Stored entries
-=-=-

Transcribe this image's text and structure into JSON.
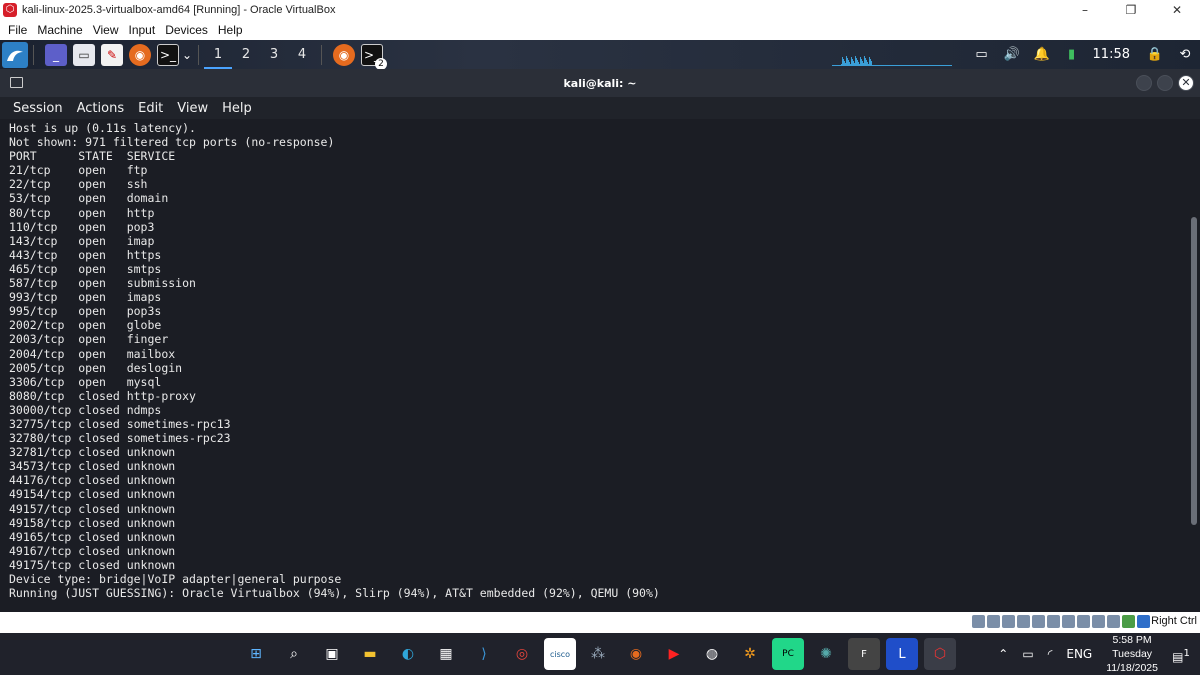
{
  "vbox": {
    "title": "kali-linux-2025.3-virtualbox-amd64 [Running] - Oracle VirtualBox",
    "menu": [
      "File",
      "Machine",
      "View",
      "Input",
      "Devices",
      "Help"
    ],
    "status_right": "Right Ctrl"
  },
  "kali_panel": {
    "workspaces": [
      "1",
      "2",
      "3",
      "4"
    ],
    "active_workspace": "1",
    "terminal_badge": "2",
    "clock": "11:58"
  },
  "terminal": {
    "title": "kali@kali: ~",
    "menu": [
      "Session",
      "Actions",
      "Edit",
      "View",
      "Help"
    ],
    "lines": [
      "Host is up (0.11s latency).",
      "Not shown: 971 filtered tcp ports (no-response)",
      "PORT      STATE  SERVICE",
      "21/tcp    open   ftp",
      "22/tcp    open   ssh",
      "53/tcp    open   domain",
      "80/tcp    open   http",
      "110/tcp   open   pop3",
      "143/tcp   open   imap",
      "443/tcp   open   https",
      "465/tcp   open   smtps",
      "587/tcp   open   submission",
      "993/tcp   open   imaps",
      "995/tcp   open   pop3s",
      "2002/tcp  open   globe",
      "2003/tcp  open   finger",
      "2004/tcp  open   mailbox",
      "2005/tcp  open   deslogin",
      "3306/tcp  open   mysql",
      "8080/tcp  closed http-proxy",
      "30000/tcp closed ndmps",
      "32775/tcp closed sometimes-rpc13",
      "32780/tcp closed sometimes-rpc23",
      "32781/tcp closed unknown",
      "34573/tcp closed unknown",
      "44176/tcp closed unknown",
      "49154/tcp closed unknown",
      "49157/tcp closed unknown",
      "49158/tcp closed unknown",
      "49165/tcp closed unknown",
      "49167/tcp closed unknown",
      "49175/tcp closed unknown",
      "Device type: bridge|VoIP adapter|general purpose",
      "Running (JUST GUESSING): Oracle Virtualbox (94%), Slirp (94%), AT&T embedded (92%), QEMU (90%)"
    ]
  },
  "taskbar": {
    "lang": "ENG",
    "time": "5:58 PM",
    "day": "Tuesday",
    "date": "11/18/2025",
    "notification_count": "1"
  }
}
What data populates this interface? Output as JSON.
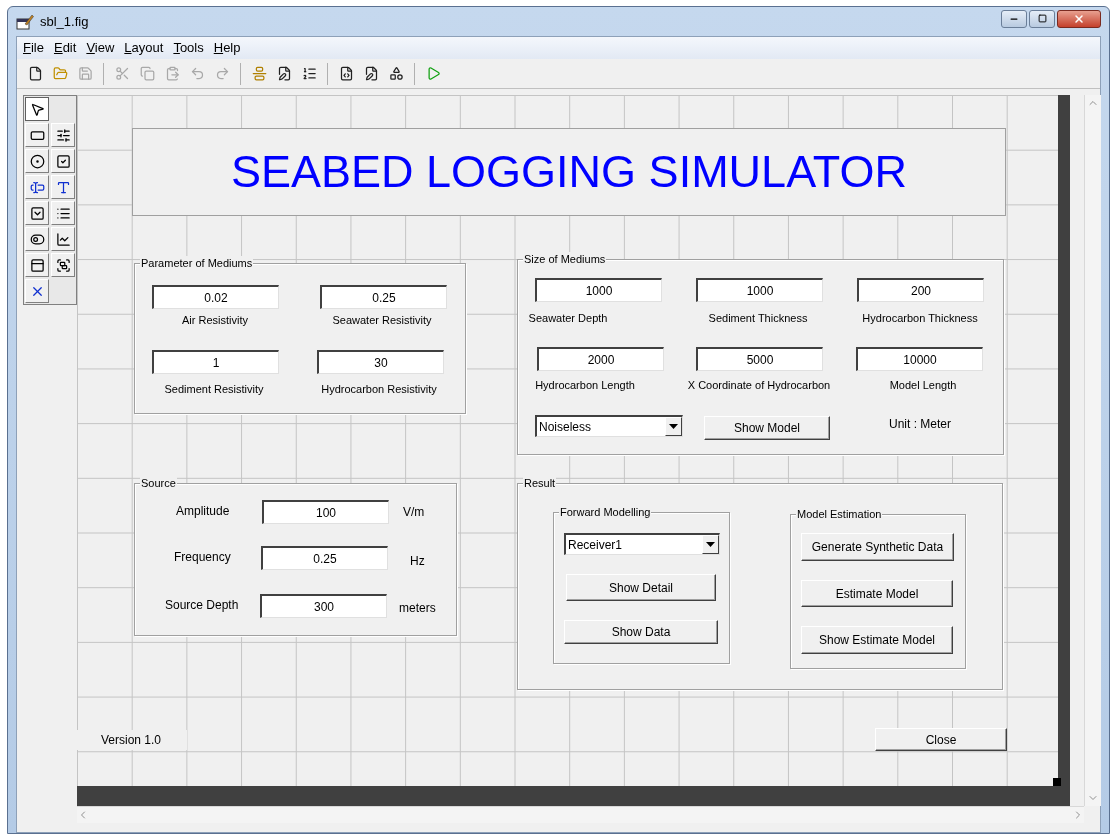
{
  "window": {
    "title": "sbl_1.fig"
  },
  "menu": [
    {
      "label": "File"
    },
    {
      "label": "Edit"
    },
    {
      "label": "View"
    },
    {
      "label": "Layout"
    },
    {
      "label": "Tools"
    },
    {
      "label": "Help"
    }
  ],
  "toolbar": [
    {
      "kind": "new",
      "disabled": false
    },
    {
      "kind": "open",
      "disabled": false
    },
    {
      "kind": "save",
      "disabled": true
    },
    {
      "kind": "cut",
      "disabled": true
    },
    {
      "kind": "copy",
      "disabled": true
    },
    {
      "kind": "paste",
      "disabled": true
    },
    {
      "kind": "undo",
      "disabled": true
    },
    {
      "kind": "redo",
      "disabled": true
    },
    {
      "kind": "align",
      "disabled": false
    },
    {
      "kind": "menu_editor",
      "disabled": false
    },
    {
      "kind": "tab_order",
      "disabled": false
    },
    {
      "kind": "editor",
      "disabled": false
    },
    {
      "kind": "inspector",
      "disabled": false
    },
    {
      "kind": "browser",
      "disabled": false
    },
    {
      "kind": "run",
      "disabled": false
    }
  ],
  "palette": [
    {
      "kind": "pointer",
      "selected": true
    },
    {
      "kind": "push",
      "selected": false
    },
    {
      "kind": "slider",
      "selected": false
    },
    {
      "kind": "radio",
      "selected": false
    },
    {
      "kind": "check",
      "selected": false
    },
    {
      "kind": "edit",
      "selected": false
    },
    {
      "kind": "text",
      "selected": false
    },
    {
      "kind": "popup",
      "selected": false
    },
    {
      "kind": "list",
      "selected": false
    },
    {
      "kind": "toggle",
      "selected": false
    },
    {
      "kind": "axes",
      "selected": false
    },
    {
      "kind": "panel",
      "selected": false
    },
    {
      "kind": "group",
      "selected": false
    },
    {
      "kind": "activex",
      "selected": false
    }
  ],
  "banner": {
    "title": "SEABED LOGGING SIMULATOR"
  },
  "parameters": {
    "title": "Parameter of Mediums",
    "fields": [
      {
        "value": "0.02",
        "label": "Air Resistivity"
      },
      {
        "value": "0.25",
        "label": "Seawater Resistivity"
      },
      {
        "value": "1",
        "label": "Sediment Resistivity"
      },
      {
        "value": "30",
        "label": "Hydrocarbon Resistivity"
      }
    ]
  },
  "sizes": {
    "title": "Size of Mediums",
    "fields": [
      {
        "value": "1000",
        "label": "Seawater Depth"
      },
      {
        "value": "1000",
        "label": "Sediment Thickness"
      },
      {
        "value": "200",
        "label": "Hydrocarbon Thickness"
      },
      {
        "value": "2000",
        "label": "Hydrocarbon Length"
      },
      {
        "value": "5000",
        "label": "X Coordinate of Hydrocarbon"
      },
      {
        "value": "10000",
        "label": "Model Length"
      }
    ],
    "noise_popup": "Noiseless",
    "button": "Show Model",
    "note": "Unit : Meter"
  },
  "source": {
    "title": "Source",
    "fields": [
      {
        "label": "Amplitude",
        "value": "100",
        "unit": "V/m"
      },
      {
        "label": "Frequency",
        "value": "0.25",
        "unit": "Hz"
      },
      {
        "label": "Source Depth",
        "value": "300",
        "unit": "meters"
      }
    ]
  },
  "result": {
    "title": "Result",
    "forward": {
      "title": "Forward Modelling",
      "popup": "Receiver1",
      "buttons": [
        "Show Detail",
        "Show Data"
      ]
    },
    "estimation": {
      "title": "Model Estimation",
      "buttons": [
        "Generate Synthetic Data",
        "Estimate Model",
        "Show Estimate Model"
      ]
    }
  },
  "version": "Version 1.0",
  "close_button": "Close"
}
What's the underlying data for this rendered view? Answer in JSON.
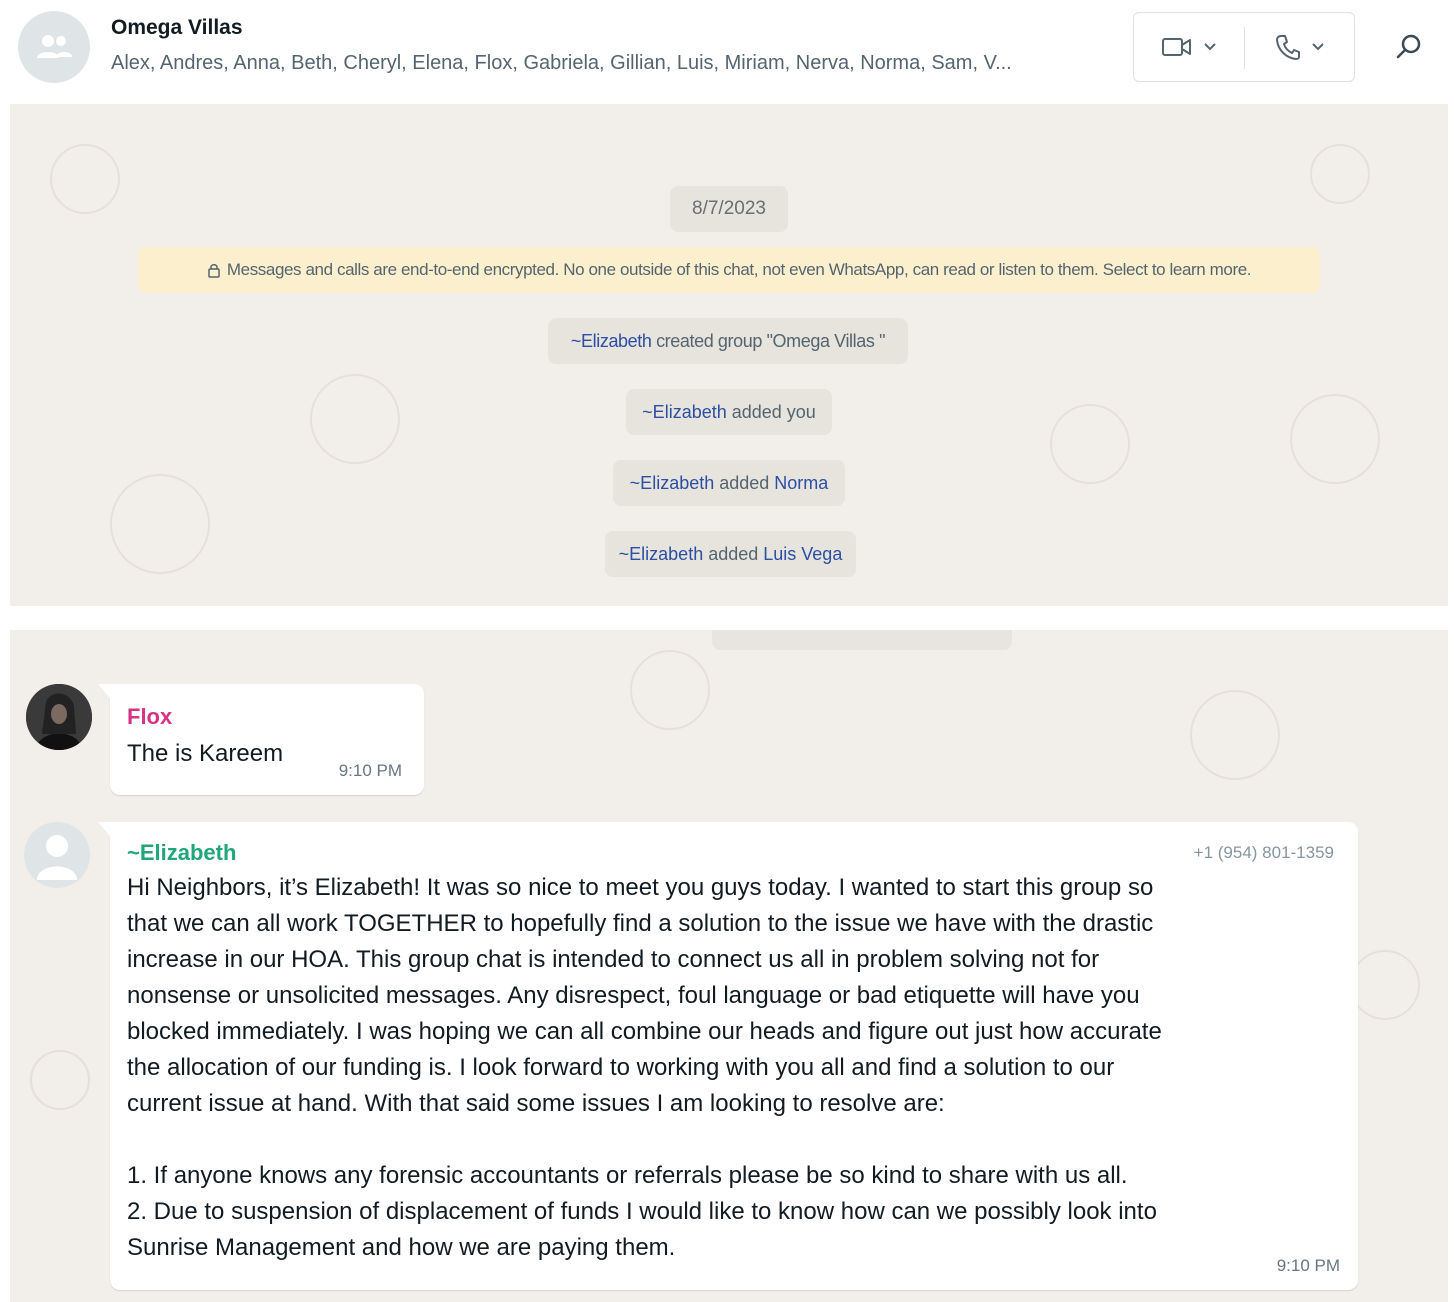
{
  "header": {
    "group_name": "Omega Villas",
    "members": "Alex, Andres, Anna, Beth, Cheryl, Elena, Flox, Gabriela, Gillian, Luis, Miriam, Nerva, Norma, Sam, V...",
    "icons": [
      "group-avatar-icon",
      "video-call-icon",
      "chevron-down-icon",
      "voice-call-icon",
      "chevron-down-icon",
      "search-icon"
    ]
  },
  "top": {
    "date": "8/7/2023",
    "encryption_notice": "Messages and calls are end-to-end encrypted. No one outside of this chat, not even WhatsApp, can read or listen to them. Select to learn more.",
    "system_messages": [
      {
        "actor": "~Elizabeth",
        "action": " created group \"Omega Villas \"",
        "target": ""
      },
      {
        "actor": "~Elizabeth",
        "action": " added you",
        "target": ""
      },
      {
        "actor": "~Elizabeth",
        "action": " added ",
        "target": "Norma"
      },
      {
        "actor": "~Elizabeth",
        "action": " added ",
        "target": "Luis Vega"
      }
    ]
  },
  "messages": {
    "flox": {
      "sender": "Flox",
      "text": "The is Kareem",
      "time": "9:10 PM"
    },
    "elizabeth": {
      "sender": "~Elizabeth",
      "phone": "+1 (954) 801-1359",
      "lines": [
        "Hi Neighbors, it’s Elizabeth! It was so nice to meet you guys today. I wanted to start this group so",
        "that we can all work TOGETHER to hopefully find a solution to the issue we have with the drastic",
        "increase in our HOA. This group chat is intended to connect us all in problem solving not for",
        "nonsense or unsolicited messages. Any disrespect, foul language or bad etiquette will have you",
        "blocked immediately. I was hoping we can all combine our heads and figure out just how accurate",
        "the allocation of our funding is. I look forward to working with you all and find a solution to our",
        "current issue at hand. With that said some issues I am looking to resolve are:",
        "",
        "1. If anyone knows any forensic accountants or referrals please be so kind to share with us all.",
        "2. Due to suspension of displacement of funds I would like to know how can we possibly look into",
        "Sunrise Management and how we are paying them."
      ],
      "time": "9:10 PM"
    }
  },
  "colors": {
    "wallpaper": "#f2eee9",
    "encryption_banner": "#fcefcd",
    "flox_name": "#d63384",
    "elizabeth_name": "#1fa67a",
    "mention_blue": "#2a4fa3"
  }
}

-=-=-

■ Work instructions ■
Search the records above for the string "Oracle". Copy every line that contains it.

■ Completed task ■
    "title": "kali-linux-2025.3-virtualbox-amd64 [Running] - Oracle VirtualBox",
      "Running (JUST GUESSING): Oracle Virtualbox (94%), Slirp (94%), AT&T embedded (92%), QEMU (90%)"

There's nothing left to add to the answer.